Task to complete: Would you retype all of these records exactly?

Source data:
>> Begin

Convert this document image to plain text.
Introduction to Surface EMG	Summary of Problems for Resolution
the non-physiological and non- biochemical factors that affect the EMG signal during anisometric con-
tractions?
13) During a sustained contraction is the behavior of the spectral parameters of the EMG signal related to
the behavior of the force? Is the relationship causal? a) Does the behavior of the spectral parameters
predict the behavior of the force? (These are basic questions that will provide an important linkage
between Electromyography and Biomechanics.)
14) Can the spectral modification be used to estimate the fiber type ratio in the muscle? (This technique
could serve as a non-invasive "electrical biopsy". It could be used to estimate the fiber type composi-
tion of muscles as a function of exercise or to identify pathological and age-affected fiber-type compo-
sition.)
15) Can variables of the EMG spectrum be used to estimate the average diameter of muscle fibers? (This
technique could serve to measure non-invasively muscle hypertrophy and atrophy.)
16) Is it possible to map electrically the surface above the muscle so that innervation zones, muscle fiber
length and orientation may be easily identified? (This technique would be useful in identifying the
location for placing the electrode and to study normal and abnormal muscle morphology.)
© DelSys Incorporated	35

>> End

Complete response:
Convert this document image to plain text.
Introduction to Surface EMG	Summary of Problems for Resolution
the non-physiological and non- biochemical factors that affect the EMG signal during anisometric con-
tractions?
13) During a sustained contraction is the behavior of the spectral parameters of the EMG signal related to
the behavior of the force? Is the relationship causal? a) Does the behavior of the spectral parameters
predict the behavior of the force? (These are basic questions that will provide an important linkage
between Electromyography and Biomechanics.)
14) Can the spectral modification be used to estimate the fiber type ratio in the muscle? (This technique
could serve as a non-invasive "electrical biopsy". It could be used to estimate the fiber type composi-
tion of muscles as a function of exercise or to identify pathological and age-affected fiber-type compo-
sition.)
15) Can variables of the EMG spectrum be used to estimate the average diameter of muscle fibers? (This
technique could serve to measure non-invasively muscle hypertrophy and atrophy.)
16) Is it possible to map electrically the surface above the muscle so that innervation zones, muscle fiber
length and orientation may be easily identified? (This technique would be useful in identifying the
location for placing the electrode and to study normal and abnormal muscle morphology.)
© DelSys Incorporated	35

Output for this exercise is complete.